**Stored data:**
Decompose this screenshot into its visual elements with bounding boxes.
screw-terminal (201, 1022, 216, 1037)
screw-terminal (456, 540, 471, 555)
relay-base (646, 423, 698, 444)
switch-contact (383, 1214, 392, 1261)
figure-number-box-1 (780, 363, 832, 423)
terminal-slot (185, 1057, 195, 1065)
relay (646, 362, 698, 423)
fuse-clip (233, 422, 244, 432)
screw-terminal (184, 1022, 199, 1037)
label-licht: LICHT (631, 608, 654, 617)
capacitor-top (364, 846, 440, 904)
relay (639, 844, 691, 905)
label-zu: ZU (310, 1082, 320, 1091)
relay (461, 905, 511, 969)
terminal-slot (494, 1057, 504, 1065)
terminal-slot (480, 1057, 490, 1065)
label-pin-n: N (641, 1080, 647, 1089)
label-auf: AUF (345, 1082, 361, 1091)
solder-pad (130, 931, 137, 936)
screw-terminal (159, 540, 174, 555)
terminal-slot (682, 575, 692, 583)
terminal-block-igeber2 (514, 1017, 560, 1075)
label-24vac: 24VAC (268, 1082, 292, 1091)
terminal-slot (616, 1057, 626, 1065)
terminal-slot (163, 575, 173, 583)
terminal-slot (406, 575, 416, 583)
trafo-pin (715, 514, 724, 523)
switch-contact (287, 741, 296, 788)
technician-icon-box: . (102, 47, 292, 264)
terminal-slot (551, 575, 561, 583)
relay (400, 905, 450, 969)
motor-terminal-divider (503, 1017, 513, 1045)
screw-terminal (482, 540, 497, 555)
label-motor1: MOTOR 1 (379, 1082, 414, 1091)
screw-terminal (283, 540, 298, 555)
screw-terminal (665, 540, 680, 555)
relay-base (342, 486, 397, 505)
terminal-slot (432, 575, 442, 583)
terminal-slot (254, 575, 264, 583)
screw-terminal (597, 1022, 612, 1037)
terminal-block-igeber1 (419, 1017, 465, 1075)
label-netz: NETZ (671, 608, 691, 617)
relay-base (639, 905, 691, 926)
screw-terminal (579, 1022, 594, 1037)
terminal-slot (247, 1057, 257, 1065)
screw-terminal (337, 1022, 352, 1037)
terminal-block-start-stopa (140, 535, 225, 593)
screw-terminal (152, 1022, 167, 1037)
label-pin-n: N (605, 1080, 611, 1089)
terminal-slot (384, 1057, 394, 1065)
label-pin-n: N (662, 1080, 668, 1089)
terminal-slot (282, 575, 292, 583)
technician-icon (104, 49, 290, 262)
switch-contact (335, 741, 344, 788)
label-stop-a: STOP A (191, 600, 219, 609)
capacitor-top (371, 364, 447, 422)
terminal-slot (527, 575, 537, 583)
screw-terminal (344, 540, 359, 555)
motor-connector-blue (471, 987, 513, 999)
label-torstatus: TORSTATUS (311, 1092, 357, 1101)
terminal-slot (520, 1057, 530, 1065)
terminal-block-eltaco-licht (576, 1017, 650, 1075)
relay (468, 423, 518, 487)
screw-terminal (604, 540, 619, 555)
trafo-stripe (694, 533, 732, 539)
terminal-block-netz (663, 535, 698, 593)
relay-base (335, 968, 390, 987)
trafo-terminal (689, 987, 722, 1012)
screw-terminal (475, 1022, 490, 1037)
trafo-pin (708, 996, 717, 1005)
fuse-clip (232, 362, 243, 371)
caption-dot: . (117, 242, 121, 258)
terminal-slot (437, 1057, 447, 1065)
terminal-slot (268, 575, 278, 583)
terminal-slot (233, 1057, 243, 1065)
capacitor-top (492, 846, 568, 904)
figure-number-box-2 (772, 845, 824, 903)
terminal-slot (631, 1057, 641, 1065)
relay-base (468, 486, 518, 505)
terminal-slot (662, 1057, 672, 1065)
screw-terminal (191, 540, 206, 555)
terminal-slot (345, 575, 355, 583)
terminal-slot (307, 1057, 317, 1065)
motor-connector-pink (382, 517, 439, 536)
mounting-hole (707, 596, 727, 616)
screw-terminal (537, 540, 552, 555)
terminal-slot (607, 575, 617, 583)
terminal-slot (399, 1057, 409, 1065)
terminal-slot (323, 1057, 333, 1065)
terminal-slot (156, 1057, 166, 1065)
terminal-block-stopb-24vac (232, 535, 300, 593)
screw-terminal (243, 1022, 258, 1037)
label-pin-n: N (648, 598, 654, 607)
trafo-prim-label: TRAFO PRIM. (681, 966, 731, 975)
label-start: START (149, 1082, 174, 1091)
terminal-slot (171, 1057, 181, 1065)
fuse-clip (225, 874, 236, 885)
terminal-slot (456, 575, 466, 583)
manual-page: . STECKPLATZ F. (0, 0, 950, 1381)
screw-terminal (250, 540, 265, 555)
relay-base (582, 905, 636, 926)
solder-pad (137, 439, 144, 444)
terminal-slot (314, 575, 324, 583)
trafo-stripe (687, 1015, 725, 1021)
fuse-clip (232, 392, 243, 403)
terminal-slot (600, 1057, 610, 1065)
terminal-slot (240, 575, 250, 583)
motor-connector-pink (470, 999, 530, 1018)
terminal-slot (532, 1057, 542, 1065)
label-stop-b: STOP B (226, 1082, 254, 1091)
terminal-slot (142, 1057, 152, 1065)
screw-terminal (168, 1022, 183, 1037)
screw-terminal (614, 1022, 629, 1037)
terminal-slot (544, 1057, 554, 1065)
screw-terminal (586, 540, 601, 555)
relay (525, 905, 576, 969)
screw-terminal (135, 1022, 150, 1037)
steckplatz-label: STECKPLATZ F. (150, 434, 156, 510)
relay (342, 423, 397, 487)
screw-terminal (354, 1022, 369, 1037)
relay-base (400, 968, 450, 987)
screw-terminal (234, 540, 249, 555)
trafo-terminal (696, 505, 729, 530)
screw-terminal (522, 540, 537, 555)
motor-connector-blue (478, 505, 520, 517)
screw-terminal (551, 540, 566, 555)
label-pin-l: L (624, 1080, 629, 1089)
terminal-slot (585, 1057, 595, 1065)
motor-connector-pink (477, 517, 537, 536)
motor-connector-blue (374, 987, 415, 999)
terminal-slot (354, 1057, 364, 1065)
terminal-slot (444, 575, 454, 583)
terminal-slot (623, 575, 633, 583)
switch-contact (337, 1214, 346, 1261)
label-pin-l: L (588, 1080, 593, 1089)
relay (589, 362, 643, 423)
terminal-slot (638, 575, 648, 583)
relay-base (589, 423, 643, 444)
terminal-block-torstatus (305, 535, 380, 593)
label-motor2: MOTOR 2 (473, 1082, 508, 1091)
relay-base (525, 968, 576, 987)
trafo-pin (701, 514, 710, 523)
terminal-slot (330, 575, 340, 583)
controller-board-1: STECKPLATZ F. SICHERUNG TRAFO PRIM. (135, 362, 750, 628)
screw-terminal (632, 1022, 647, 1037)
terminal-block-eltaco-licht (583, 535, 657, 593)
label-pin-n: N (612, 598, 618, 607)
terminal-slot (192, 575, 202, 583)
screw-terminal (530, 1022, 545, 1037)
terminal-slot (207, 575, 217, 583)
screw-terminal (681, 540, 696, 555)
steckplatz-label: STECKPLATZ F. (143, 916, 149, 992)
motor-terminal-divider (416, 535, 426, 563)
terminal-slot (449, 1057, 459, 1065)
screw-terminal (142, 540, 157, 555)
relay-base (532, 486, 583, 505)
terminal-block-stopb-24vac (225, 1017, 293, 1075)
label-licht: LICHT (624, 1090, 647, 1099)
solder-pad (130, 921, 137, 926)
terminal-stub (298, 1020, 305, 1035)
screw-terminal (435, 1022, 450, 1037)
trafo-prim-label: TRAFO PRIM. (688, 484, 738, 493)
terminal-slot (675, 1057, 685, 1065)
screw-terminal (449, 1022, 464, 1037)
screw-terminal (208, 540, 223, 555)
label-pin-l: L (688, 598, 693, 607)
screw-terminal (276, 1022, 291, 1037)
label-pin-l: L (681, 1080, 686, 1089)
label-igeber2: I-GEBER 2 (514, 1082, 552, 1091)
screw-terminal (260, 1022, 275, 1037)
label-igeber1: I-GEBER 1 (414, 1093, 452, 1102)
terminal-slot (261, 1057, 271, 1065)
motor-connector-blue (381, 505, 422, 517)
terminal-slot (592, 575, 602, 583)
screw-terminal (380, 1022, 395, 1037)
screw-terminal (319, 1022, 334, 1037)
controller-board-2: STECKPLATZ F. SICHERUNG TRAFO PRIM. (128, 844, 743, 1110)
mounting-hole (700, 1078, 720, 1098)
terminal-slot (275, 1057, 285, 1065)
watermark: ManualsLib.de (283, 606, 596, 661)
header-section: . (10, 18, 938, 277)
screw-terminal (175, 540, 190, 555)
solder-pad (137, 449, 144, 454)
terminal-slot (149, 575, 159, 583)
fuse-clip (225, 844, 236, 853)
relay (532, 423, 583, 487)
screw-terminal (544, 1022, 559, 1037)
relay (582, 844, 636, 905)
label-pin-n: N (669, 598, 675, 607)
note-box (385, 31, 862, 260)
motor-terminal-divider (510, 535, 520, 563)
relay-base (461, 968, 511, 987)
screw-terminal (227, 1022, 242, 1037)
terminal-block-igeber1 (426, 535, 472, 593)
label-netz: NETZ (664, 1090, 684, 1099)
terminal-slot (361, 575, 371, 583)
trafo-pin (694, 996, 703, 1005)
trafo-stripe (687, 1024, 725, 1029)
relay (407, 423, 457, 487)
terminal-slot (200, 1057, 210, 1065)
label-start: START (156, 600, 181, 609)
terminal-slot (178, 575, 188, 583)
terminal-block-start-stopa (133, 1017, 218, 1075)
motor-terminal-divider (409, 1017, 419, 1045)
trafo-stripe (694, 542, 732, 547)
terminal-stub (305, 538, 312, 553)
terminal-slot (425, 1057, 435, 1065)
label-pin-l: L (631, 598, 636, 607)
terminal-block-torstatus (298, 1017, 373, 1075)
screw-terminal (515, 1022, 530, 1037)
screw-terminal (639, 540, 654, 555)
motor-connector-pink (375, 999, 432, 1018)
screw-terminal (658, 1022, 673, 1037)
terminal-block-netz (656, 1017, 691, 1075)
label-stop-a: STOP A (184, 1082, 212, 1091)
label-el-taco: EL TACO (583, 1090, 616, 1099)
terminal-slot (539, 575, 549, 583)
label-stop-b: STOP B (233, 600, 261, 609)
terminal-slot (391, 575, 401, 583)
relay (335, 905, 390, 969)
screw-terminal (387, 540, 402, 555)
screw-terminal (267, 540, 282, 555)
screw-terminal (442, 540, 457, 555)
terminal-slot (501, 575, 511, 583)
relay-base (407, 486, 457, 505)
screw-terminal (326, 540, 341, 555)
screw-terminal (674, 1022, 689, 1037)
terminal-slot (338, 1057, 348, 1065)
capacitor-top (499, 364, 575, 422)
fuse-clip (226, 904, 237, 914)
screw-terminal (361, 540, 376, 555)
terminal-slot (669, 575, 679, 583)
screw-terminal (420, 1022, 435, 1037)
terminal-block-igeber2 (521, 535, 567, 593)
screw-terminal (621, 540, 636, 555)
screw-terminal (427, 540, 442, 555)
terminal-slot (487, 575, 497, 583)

--

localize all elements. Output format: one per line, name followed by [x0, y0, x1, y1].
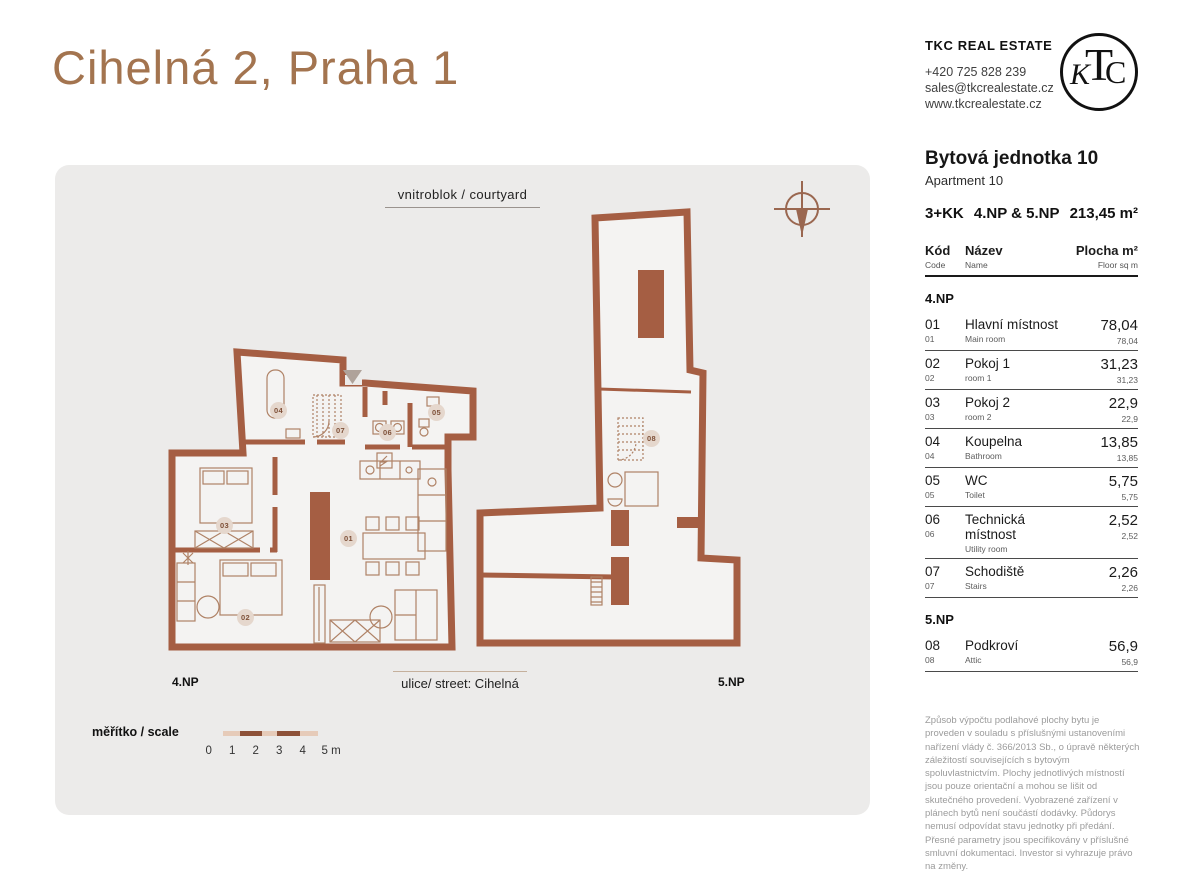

**Work to be completed:** Rewrite the lines starting with the one containing "Decompose this screenshot" and going on through the one containing "screw-terminal (159, 540, 174, 555)", both included, as a Markdown table with the columns Row and Text. Give each line a row number and leave out any blank lines.

**Final result:**
| Row | Text |
|---|---|
| 1 | Decompose this screenshot into its visual elements with bounding boxes. |
| 2 | screw-terminal (201, 1022, 216, 1037) |
| 3 | screw-terminal (456, 540, 471, 555) |
| 4 | relay-base (646, 423, 698, 444) |
| 5 | switch-contact (383, 1214, 392, 1261) |
| 6 | figure-number-box-1 (780, 363, 832, 423) |
| 7 | terminal-slot (185, 1057, 195, 1065) |
| 8 | relay (646, 362, 698, 423) |
| 9 | fuse-clip (233, 422, 244, 432) |
| 10 | screw-terminal (184, 1022, 199, 1037) |
| 11 | label-licht: LICHT (631, 608, 654, 617) |
| 12 | capacitor-top (364, 846, 440, 904) |
| 13 | relay (639, 844, 691, 905) |
| 14 | label-zu: ZU (310, 1082, 320, 1091) |
| 15 | relay (461, 905, 511, 969) |
| 16 | terminal-slot (494, 1057, 504, 1065) |
| 17 | terminal-slot (480, 1057, 490, 1065) |
| 18 | label-pin-n: N (641, 1080, 647, 1089) |
| 19 | label-auf: AUF (345, 1082, 361, 1091) |
| 20 | solder-pad (130, 931, 137, 936) |
| 21 | screw-terminal (159, 540, 174, 555) |